Entries from a page text collection:
____

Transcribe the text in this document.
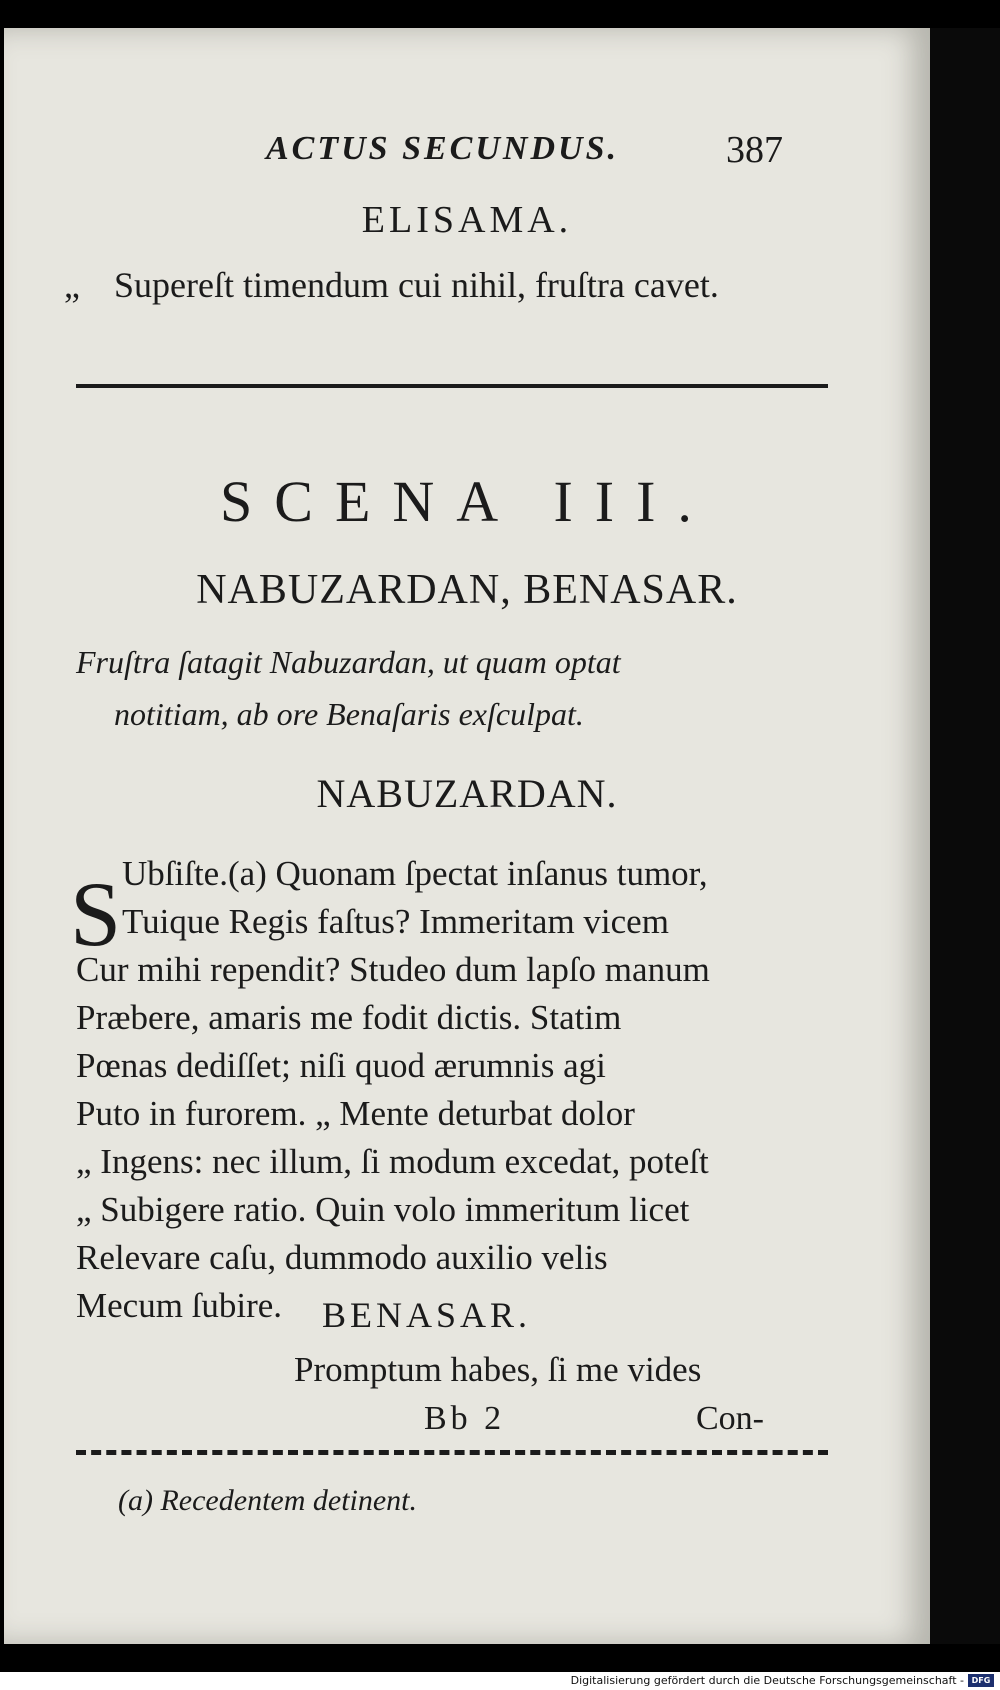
ACTUS SECUNDUS.	387
ELISAMA.
„ Supereſt timendum cui nihil, fruſtra cavet.
SCENA III.
NABUZARDAN, BENASAR.
Fruſtra ſatagit Nabuzardan, ut quam optat
notitiam, ab ore Benaſaris exſculpat.
NABUZARDAN.
S Ubſiſte.(a) Quonam ſpectat inſanus tumor,
Tuique Regis faſtus? Immeritam vicem
Cur mihi rependit? Studeo dum lapſo manum
Præbere, amaris me fodit dictis. Statim
Pœnas dediſſet; niſi quod ærumnis agi
Puto in furorem. „ Mente deturbat dolor
„ Ingens: nec illum, ſi modum excedat, poteſt
„ Subigere ratio. Quin volo immeritum licet
Relevare caſu, dummodo auxilio velis
Mecum ſubire. BENASAR.
Promptum habes, ſi me vides
Bb 2	Con-
(a) Recedentem detinent.
Digitalisierung gefördert durch die Deutsche Forschungsgemeinschaft - DFG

____

Your instructions: Word for word, return all the entries and skip their pictures.

Task solution:
Transcribe the text in this document.
ACTUS SECUNDUS.	387
ELISAMA.
„ Supereſt timendum cui nihil, fruſtra cavet.
SCENA III.
NABUZARDAN, BENASAR.
Fruſtra ſatagit Nabuzardan, ut quam optat
notitiam, ab ore Benaſaris exſculpat.
NABUZARDAN.
S Ubſiſte.(a) Quonam ſpectat inſanus tumor,
Tuique Regis faſtus? Immeritam vicem
Cur mihi rependit? Studeo dum lapſo manum
Præbere, amaris me fodit dictis. Statim
Pœnas dediſſet; niſi quod ærumnis agi
Puto in furorem. „ Mente deturbat dolor
„ Ingens: nec illum, ſi modum excedat, poteſt
„ Subigere ratio. Quin volo immeritum licet
Relevare caſu, dummodo auxilio velis
Mecum ſubire. BENASAR.
Promptum habes, ſi me vides
Bb 2	Con-
(a) Recedentem detinent.
Digitalisierung gefördert durch die Deutsche Forschungsgemeinschaft - DFG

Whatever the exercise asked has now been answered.